**Task**
The listing below must be repeated word for word, with its images excluded.

Dataset items:
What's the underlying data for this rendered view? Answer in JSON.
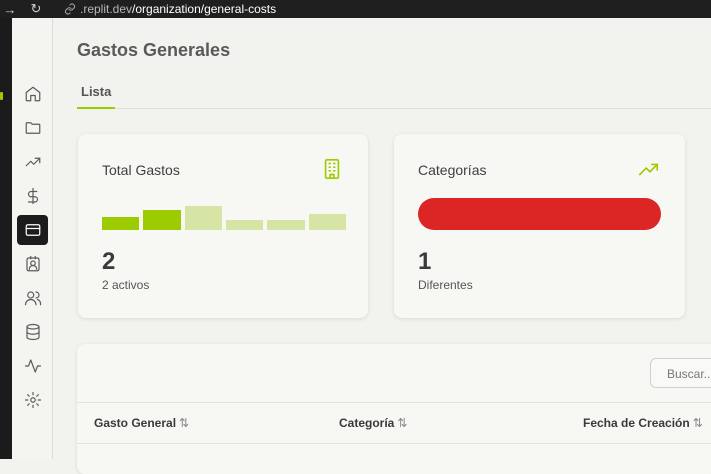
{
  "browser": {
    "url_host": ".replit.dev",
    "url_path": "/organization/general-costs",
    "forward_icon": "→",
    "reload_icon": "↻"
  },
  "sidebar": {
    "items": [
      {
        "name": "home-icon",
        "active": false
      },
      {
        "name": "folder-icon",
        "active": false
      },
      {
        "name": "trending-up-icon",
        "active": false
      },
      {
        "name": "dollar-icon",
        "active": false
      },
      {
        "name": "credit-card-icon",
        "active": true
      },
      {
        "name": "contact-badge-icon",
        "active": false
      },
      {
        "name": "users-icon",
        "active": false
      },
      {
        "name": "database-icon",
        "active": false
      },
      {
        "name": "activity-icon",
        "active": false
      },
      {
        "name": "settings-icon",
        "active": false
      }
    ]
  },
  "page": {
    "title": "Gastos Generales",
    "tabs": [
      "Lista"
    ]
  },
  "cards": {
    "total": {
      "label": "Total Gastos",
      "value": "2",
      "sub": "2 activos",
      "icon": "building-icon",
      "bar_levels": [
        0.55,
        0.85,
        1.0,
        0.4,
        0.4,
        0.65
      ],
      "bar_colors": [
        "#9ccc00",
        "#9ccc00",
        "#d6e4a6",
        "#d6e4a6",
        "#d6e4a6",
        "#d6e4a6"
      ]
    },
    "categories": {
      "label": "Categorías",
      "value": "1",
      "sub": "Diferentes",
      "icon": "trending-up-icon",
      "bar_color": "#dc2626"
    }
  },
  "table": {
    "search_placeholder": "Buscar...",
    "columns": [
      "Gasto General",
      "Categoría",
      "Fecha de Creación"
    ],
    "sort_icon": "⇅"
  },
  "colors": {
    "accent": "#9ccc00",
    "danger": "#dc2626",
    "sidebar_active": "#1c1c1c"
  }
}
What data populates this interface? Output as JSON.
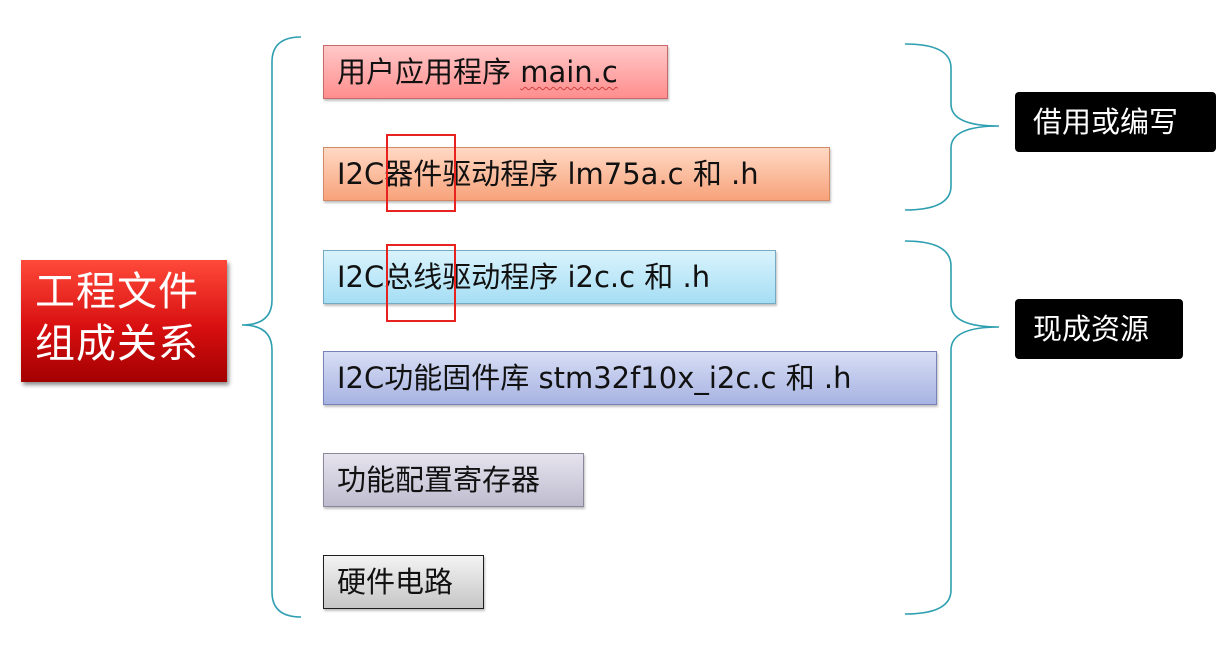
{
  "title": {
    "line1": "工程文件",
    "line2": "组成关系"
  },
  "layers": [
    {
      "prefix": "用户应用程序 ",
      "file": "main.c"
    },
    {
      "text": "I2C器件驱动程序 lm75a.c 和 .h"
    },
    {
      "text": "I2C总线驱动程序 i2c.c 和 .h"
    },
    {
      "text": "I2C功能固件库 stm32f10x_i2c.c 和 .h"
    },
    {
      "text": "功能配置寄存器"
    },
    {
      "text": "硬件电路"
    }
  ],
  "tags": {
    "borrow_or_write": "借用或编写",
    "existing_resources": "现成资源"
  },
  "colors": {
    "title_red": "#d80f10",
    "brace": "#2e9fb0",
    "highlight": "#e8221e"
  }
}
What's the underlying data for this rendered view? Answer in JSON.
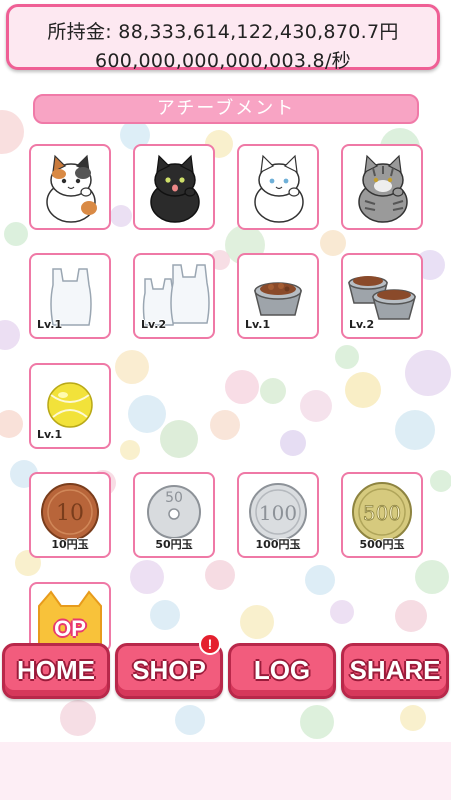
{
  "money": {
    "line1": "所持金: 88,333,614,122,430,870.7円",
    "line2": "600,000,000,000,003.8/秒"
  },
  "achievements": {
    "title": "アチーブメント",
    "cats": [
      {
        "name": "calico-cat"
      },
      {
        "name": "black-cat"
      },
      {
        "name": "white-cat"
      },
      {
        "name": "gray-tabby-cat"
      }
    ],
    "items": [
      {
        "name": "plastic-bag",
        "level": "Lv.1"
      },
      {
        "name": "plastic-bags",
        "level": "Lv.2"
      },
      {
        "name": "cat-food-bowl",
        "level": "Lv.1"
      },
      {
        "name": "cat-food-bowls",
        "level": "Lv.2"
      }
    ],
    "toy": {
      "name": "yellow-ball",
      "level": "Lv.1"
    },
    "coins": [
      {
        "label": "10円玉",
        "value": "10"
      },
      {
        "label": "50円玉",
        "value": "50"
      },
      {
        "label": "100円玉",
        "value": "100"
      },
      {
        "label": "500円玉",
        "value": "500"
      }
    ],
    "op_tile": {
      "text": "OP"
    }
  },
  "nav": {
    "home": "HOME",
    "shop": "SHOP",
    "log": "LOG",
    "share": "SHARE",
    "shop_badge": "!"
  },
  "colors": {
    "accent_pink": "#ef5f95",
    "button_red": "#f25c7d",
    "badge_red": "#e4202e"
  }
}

**The reply**
What's the underlying data for this rendered view? Answer in JSON.
{
  "browser": {
    "url_host": ".replit.dev",
    "url_path": "/organization/general-costs",
    "forward_icon": "→",
    "reload_icon": "↻"
  },
  "sidebar": {
    "items": [
      {
        "name": "home-icon",
        "active": false
      },
      {
        "name": "folder-icon",
        "active": false
      },
      {
        "name": "trending-up-icon",
        "active": false
      },
      {
        "name": "dollar-icon",
        "active": false
      },
      {
        "name": "credit-card-icon",
        "active": true
      },
      {
        "name": "contact-badge-icon",
        "active": false
      },
      {
        "name": "users-icon",
        "active": false
      },
      {
        "name": "database-icon",
        "active": false
      },
      {
        "name": "activity-icon",
        "active": false
      },
      {
        "name": "settings-icon",
        "active": false
      }
    ]
  },
  "page": {
    "title": "Gastos Generales",
    "tabs": [
      "Lista"
    ]
  },
  "cards": {
    "total": {
      "label": "Total Gastos",
      "value": "2",
      "sub": "2 activos",
      "icon": "building-icon",
      "bar_levels": [
        0.55,
        0.85,
        1.0,
        0.4,
        0.4,
        0.65
      ],
      "bar_colors": [
        "#9ccc00",
        "#9ccc00",
        "#d6e4a6",
        "#d6e4a6",
        "#d6e4a6",
        "#d6e4a6"
      ]
    },
    "categories": {
      "label": "Categorías",
      "value": "1",
      "sub": "Diferentes",
      "icon": "trending-up-icon",
      "bar_color": "#dc2626"
    }
  },
  "table": {
    "search_placeholder": "Buscar...",
    "columns": [
      "Gasto General",
      "Categoría",
      "Fecha de Creación"
    ],
    "sort_icon": "⇅"
  },
  "colors": {
    "accent": "#9ccc00",
    "danger": "#dc2626",
    "sidebar_active": "#1c1c1c"
  }
}
What data populates this interface? Output as JSON.
{
  "title": {
    "line1": "工程文件",
    "line2": "组成关系"
  },
  "layers": [
    {
      "prefix": "用户应用程序 ",
      "file": "main.c"
    },
    {
      "text": "I2C器件驱动程序 lm75a.c 和 .h"
    },
    {
      "text": "I2C总线驱动程序 i2c.c 和 .h"
    },
    {
      "text": "I2C功能固件库 stm32f10x_i2c.c 和 .h"
    },
    {
      "text": "功能配置寄存器"
    },
    {
      "text": "硬件电路"
    }
  ],
  "tags": {
    "borrow_or_write": "借用或编写",
    "existing_resources": "现成资源"
  },
  "colors": {
    "title_red": "#d80f10",
    "brace": "#2e9fb0",
    "highlight": "#e8221e"
  }
}
What's the underlying data for this rendered view? Answer in JSON.
{
  "money": {
    "line1": "所持金: 88,333,614,122,430,870.7円",
    "line2": "600,000,000,000,003.8/秒"
  },
  "achievements": {
    "title": "アチーブメント",
    "cats": [
      {
        "name": "calico-cat"
      },
      {
        "name": "black-cat"
      },
      {
        "name": "white-cat"
      },
      {
        "name": "gray-tabby-cat"
      }
    ],
    "items": [
      {
        "name": "plastic-bag",
        "level": "Lv.1"
      },
      {
        "name": "plastic-bags",
        "level": "Lv.2"
      },
      {
        "name": "cat-food-bowl",
        "level": "Lv.1"
      },
      {
        "name": "cat-food-bowls",
        "level": "Lv.2"
      }
    ],
    "toy": {
      "name": "yellow-ball",
      "level": "Lv.1"
    },
    "coins": [
      {
        "label": "10円玉",
        "value": "10"
      },
      {
        "label": "50円玉",
        "value": "50"
      },
      {
        "label": "100円玉",
        "value": "100"
      },
      {
        "label": "500円玉",
        "value": "500"
      }
    ],
    "op_tile": {
      "text": "OP"
    }
  },
  "nav": {
    "home": "HOME",
    "shop": "SHOP",
    "log": "LOG",
    "share": "SHARE",
    "shop_badge": "!"
  },
  "colors": {
    "accent_pink": "#ef5f95",
    "button_red": "#f25c7d",
    "badge_red": "#e4202e"
  }
}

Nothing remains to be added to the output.